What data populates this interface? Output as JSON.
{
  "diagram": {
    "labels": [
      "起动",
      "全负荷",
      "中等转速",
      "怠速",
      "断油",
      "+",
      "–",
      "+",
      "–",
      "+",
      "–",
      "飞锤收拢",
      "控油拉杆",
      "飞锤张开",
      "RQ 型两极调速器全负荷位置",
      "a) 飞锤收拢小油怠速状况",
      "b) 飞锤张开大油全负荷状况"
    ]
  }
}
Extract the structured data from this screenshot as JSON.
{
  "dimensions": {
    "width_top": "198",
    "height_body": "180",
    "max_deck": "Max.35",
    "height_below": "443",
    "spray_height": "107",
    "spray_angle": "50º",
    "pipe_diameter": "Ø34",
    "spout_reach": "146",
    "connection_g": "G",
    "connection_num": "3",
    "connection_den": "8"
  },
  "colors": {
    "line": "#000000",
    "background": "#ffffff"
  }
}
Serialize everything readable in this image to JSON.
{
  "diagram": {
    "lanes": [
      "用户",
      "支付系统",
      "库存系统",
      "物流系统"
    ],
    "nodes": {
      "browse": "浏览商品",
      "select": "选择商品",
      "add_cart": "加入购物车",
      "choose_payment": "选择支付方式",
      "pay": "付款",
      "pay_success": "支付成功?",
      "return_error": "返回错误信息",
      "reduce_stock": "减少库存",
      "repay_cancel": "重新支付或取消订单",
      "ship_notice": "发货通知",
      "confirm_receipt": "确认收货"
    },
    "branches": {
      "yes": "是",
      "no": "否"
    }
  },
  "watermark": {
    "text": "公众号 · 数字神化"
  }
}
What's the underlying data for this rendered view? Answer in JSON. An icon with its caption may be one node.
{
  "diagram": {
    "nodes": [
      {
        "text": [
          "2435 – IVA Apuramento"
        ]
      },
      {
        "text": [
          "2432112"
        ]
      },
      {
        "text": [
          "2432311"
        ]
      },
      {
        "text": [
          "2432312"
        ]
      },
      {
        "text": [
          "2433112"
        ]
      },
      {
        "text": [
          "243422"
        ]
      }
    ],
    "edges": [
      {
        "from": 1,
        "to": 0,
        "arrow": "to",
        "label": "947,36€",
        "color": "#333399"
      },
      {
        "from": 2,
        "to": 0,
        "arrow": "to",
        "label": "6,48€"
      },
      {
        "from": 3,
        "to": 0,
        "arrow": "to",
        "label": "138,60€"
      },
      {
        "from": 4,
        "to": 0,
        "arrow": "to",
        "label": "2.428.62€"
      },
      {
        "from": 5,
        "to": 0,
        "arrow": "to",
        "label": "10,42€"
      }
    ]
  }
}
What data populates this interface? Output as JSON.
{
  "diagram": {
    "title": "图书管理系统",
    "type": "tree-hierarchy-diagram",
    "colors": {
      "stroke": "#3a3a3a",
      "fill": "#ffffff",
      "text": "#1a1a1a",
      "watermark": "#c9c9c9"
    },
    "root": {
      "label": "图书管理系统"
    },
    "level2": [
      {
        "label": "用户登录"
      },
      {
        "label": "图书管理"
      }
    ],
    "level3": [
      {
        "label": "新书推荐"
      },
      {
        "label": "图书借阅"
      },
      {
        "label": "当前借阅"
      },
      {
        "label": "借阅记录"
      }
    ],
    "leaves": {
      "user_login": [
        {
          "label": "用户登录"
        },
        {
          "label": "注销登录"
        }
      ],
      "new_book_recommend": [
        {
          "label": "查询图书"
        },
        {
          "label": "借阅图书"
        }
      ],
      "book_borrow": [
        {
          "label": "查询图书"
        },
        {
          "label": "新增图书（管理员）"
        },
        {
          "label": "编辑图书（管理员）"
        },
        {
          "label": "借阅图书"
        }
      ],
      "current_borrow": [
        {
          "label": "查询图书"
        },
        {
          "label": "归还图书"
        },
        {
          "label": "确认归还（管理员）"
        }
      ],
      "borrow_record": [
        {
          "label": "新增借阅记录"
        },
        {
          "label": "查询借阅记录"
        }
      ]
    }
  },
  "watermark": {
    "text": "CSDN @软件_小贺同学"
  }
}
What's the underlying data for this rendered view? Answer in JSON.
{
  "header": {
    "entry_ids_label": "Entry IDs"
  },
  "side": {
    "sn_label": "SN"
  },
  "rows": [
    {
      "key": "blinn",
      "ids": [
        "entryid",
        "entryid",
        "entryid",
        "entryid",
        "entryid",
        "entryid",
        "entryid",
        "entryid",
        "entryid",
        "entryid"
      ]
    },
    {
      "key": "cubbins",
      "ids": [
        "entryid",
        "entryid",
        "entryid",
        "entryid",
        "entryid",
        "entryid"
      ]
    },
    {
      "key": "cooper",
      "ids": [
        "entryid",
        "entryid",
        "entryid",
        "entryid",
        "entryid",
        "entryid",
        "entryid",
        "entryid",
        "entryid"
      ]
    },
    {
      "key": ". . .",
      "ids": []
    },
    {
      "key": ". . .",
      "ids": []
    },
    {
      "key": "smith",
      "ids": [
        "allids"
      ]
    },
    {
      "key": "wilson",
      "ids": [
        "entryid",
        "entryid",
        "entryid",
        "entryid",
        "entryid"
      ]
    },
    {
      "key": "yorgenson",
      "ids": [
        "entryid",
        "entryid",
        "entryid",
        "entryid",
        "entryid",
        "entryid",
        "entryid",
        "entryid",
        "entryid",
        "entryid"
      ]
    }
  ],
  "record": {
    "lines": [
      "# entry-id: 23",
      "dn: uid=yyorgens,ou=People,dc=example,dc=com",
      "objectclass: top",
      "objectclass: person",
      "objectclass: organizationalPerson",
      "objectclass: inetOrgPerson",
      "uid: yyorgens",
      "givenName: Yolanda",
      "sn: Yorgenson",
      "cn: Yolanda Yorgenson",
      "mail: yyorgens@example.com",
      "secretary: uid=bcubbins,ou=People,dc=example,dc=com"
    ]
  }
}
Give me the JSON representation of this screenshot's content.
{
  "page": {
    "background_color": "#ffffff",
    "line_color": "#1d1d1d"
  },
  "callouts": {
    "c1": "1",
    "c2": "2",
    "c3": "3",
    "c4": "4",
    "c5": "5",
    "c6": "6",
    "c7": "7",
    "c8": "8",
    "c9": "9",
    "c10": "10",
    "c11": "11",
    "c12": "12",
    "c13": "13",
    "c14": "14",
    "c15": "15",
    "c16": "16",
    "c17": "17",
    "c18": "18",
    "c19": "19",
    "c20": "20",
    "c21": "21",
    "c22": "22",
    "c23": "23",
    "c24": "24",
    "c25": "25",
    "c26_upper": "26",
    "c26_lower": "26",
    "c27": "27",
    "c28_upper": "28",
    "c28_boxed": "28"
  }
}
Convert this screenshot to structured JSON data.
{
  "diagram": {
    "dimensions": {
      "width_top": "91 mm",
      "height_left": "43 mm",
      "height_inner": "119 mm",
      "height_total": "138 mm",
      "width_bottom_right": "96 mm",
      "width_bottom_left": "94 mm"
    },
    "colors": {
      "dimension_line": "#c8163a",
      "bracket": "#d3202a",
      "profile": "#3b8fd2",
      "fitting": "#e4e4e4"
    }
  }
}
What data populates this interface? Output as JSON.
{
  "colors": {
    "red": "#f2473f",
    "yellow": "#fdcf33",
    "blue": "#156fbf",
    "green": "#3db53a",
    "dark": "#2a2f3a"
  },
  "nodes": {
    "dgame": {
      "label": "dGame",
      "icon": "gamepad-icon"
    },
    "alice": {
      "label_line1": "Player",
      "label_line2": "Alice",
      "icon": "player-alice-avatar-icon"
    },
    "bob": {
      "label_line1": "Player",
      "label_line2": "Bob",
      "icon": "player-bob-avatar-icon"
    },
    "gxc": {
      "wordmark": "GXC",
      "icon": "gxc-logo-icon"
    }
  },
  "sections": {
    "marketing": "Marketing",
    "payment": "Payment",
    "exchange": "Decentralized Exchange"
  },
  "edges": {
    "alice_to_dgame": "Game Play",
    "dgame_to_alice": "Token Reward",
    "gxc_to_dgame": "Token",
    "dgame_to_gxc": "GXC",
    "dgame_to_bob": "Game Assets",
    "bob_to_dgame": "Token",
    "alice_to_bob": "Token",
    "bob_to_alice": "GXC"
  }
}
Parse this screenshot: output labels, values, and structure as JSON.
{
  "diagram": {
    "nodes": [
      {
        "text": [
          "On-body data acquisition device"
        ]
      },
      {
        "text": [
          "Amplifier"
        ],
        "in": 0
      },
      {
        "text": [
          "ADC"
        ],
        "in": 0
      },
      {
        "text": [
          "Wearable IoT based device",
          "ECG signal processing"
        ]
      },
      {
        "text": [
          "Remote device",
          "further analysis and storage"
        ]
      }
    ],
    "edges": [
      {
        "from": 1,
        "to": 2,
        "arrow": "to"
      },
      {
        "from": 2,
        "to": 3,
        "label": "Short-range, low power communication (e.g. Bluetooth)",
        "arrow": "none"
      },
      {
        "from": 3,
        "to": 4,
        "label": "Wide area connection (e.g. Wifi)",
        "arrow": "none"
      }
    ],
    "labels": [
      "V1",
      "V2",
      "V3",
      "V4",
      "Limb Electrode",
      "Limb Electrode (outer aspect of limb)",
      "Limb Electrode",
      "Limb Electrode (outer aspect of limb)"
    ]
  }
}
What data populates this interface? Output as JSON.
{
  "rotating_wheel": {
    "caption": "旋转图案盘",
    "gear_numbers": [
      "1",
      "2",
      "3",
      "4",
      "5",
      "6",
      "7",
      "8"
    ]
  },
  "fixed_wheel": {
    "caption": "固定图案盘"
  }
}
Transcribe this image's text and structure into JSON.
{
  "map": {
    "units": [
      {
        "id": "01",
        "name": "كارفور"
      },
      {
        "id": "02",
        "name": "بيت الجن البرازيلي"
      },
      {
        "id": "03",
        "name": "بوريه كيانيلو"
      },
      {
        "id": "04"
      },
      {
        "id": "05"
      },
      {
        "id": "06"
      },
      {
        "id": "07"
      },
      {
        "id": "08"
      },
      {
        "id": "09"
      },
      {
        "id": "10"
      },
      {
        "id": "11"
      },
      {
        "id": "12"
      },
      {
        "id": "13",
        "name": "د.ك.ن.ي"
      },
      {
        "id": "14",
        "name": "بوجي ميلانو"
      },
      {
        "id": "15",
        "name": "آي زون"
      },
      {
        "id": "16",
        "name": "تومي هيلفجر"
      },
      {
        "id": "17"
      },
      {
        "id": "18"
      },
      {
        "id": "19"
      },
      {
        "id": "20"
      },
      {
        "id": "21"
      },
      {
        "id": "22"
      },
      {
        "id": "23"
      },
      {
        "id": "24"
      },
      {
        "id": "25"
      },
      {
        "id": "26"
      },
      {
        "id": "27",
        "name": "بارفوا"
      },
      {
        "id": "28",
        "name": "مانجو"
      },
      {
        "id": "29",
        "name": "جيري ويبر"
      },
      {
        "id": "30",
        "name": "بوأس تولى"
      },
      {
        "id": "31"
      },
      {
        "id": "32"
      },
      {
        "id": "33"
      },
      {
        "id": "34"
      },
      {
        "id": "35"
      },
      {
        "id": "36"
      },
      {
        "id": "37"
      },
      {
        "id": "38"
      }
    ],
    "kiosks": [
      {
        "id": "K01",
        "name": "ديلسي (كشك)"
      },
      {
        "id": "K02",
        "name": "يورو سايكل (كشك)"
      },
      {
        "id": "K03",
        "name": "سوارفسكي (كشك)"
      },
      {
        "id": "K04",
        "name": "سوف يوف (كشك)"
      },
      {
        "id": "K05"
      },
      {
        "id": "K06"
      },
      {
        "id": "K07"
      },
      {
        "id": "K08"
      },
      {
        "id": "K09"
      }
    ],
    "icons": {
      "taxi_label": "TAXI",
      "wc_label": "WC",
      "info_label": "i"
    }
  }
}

## Set task
Of all the lines in the listing above, how many include "rendered"? Write only the number.

## Result for this exercise
2